PROMPT =>
Where a line holds "building", copy it.

(Collected data)
■ ■ ■ ■ ■ ■ ■
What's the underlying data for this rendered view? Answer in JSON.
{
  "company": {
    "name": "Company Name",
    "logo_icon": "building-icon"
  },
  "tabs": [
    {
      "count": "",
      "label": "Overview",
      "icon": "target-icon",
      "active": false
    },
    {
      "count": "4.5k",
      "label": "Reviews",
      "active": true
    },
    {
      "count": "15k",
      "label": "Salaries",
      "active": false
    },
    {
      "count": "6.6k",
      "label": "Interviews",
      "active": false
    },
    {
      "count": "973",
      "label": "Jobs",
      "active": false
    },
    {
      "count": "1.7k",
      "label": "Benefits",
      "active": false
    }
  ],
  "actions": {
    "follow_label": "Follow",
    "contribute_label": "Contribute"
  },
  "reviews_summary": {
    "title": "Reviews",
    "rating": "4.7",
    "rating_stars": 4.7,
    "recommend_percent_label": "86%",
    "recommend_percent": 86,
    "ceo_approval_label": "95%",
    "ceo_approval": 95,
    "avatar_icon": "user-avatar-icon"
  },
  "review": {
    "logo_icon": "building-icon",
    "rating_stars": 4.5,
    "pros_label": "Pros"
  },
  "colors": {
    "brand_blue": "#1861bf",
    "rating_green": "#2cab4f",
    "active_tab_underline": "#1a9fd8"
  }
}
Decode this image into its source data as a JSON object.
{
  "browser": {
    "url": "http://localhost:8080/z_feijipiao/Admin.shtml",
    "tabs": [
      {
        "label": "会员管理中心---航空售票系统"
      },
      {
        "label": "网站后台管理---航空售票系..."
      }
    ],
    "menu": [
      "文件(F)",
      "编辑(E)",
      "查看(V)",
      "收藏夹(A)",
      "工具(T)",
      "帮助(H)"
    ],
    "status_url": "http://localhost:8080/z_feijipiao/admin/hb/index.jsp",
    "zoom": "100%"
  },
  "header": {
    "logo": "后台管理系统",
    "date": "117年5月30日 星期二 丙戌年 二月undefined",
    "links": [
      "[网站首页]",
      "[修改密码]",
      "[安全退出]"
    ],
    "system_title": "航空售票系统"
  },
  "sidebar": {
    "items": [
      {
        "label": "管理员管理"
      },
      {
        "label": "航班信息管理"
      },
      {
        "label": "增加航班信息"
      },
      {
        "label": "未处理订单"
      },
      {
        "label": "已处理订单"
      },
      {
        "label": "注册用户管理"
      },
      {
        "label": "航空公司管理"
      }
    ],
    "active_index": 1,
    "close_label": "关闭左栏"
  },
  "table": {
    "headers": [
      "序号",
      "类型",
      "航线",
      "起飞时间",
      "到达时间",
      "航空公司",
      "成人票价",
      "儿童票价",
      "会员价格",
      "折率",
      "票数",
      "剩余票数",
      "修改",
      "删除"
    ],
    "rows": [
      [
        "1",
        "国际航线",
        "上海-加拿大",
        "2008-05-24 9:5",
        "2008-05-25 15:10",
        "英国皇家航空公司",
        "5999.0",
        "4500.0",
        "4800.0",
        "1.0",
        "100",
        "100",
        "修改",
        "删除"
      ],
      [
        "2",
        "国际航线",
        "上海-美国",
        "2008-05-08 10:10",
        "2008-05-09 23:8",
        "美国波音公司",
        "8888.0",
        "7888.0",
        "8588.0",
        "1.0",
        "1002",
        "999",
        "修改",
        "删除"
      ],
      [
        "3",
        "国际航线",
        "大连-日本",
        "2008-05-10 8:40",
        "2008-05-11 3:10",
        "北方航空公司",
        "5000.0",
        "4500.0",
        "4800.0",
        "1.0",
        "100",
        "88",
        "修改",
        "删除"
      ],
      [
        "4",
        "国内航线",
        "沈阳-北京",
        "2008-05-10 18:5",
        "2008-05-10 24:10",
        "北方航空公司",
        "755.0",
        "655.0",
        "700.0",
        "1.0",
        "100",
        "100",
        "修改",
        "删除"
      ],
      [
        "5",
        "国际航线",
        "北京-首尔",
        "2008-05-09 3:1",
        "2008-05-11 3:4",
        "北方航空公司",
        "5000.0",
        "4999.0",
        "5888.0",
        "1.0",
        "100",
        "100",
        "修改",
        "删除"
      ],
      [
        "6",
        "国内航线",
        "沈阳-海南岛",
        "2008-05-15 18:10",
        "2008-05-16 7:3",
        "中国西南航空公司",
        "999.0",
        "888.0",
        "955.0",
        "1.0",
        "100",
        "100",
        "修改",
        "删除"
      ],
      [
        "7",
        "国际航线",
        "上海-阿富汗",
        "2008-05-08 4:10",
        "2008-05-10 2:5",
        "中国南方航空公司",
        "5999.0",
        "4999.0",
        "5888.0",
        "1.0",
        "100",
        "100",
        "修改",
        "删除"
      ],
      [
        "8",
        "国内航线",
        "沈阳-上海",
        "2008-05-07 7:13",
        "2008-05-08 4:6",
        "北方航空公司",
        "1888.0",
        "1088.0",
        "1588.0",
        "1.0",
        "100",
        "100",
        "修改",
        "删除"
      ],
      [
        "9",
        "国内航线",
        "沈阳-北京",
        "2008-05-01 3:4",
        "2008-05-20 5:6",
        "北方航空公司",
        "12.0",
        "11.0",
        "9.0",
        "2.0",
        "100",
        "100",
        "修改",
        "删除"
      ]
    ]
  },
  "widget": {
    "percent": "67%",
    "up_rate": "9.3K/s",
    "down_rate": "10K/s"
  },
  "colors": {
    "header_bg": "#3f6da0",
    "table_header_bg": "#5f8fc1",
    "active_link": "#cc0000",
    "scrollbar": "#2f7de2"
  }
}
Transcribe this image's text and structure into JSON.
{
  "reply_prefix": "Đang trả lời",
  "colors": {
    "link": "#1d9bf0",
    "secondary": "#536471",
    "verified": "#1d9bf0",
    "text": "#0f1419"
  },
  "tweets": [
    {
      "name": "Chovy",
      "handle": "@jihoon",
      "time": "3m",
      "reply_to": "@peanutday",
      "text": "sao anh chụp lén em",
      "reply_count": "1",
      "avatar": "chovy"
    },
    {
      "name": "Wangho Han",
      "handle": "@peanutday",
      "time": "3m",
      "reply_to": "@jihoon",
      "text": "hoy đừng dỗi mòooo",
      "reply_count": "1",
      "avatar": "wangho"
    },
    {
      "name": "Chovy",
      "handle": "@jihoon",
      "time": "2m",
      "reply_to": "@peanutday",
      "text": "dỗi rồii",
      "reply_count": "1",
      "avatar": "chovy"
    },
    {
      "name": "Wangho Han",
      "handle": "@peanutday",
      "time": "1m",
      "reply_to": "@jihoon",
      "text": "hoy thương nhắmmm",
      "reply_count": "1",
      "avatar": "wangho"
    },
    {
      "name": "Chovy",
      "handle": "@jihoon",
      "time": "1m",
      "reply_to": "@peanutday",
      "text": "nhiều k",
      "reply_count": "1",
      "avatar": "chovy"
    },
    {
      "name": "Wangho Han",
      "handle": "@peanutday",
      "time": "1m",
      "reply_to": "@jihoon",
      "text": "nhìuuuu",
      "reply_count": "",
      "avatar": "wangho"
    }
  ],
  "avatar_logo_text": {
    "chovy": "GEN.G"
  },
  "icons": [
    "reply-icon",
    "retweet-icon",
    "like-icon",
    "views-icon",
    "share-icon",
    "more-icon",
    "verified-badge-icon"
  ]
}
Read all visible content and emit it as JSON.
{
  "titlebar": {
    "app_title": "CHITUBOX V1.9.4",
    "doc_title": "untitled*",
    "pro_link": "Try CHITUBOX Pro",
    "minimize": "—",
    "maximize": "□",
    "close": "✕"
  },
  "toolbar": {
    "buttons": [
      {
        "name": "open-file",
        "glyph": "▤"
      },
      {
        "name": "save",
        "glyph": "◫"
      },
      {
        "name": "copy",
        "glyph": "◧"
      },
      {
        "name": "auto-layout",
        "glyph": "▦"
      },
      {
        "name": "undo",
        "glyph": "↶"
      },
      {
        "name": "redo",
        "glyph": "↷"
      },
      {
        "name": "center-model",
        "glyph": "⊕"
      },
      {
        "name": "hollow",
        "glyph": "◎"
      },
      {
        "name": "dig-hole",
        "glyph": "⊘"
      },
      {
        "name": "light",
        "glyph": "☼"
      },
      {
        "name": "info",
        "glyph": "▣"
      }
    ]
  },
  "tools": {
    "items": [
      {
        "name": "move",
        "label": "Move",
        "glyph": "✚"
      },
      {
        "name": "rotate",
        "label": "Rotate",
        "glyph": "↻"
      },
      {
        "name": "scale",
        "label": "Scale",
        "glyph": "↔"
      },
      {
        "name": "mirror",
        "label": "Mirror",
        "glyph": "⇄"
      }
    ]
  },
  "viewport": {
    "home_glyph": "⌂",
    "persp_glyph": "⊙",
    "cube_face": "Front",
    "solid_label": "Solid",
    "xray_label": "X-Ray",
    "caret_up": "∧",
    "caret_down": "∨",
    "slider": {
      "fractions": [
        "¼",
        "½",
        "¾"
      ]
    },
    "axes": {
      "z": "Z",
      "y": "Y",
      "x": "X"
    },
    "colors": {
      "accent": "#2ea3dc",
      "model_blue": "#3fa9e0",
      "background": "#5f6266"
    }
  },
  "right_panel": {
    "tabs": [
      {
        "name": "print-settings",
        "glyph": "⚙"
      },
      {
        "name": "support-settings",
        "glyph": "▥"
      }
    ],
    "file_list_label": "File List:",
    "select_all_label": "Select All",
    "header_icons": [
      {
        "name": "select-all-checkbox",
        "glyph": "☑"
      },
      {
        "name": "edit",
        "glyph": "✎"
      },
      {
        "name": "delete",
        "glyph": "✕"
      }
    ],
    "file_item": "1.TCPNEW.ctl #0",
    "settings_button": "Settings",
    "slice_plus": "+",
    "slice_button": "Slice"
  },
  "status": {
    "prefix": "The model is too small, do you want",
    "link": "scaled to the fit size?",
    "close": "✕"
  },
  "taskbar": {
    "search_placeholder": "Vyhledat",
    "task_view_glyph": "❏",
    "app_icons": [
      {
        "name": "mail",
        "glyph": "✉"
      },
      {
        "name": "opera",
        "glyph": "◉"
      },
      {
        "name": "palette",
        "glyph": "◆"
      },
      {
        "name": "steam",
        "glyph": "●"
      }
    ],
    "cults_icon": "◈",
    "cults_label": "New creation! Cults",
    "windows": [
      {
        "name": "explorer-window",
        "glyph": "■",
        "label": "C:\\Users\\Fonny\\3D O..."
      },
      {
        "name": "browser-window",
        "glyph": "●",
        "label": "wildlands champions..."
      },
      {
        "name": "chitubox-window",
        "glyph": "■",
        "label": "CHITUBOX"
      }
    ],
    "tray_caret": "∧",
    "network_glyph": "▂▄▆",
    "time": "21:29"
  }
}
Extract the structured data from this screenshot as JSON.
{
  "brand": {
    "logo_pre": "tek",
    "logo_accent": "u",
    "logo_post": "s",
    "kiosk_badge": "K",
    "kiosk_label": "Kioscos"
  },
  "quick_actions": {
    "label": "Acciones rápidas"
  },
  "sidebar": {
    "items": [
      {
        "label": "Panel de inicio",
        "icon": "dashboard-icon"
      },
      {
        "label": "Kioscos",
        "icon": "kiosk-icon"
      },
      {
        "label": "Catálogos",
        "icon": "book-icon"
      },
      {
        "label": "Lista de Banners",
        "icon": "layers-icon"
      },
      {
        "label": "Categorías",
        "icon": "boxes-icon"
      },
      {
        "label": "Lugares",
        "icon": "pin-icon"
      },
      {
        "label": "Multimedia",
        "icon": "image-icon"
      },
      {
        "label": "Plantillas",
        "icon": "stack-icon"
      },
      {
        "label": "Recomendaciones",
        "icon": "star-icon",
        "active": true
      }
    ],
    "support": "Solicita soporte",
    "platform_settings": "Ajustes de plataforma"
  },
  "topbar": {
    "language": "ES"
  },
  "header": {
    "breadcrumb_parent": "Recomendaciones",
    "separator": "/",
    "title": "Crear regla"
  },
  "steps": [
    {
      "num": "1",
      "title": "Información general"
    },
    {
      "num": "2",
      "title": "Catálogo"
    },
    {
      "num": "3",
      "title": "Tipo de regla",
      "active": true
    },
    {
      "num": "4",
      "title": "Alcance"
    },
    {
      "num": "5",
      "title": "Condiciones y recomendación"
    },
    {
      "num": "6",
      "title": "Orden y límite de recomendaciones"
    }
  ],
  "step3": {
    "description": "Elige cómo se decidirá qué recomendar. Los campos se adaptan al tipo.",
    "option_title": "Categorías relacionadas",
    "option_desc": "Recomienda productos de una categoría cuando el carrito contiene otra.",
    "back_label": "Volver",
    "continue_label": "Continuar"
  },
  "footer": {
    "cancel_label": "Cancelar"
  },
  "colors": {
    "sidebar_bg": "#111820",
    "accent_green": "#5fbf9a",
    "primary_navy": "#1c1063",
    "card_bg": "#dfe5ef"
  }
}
■ ■ ■ ■ ■ ■ ■
TASK ANSWER =>
    "logo_icon": "building-icon"
    "logo_icon": "building-icon",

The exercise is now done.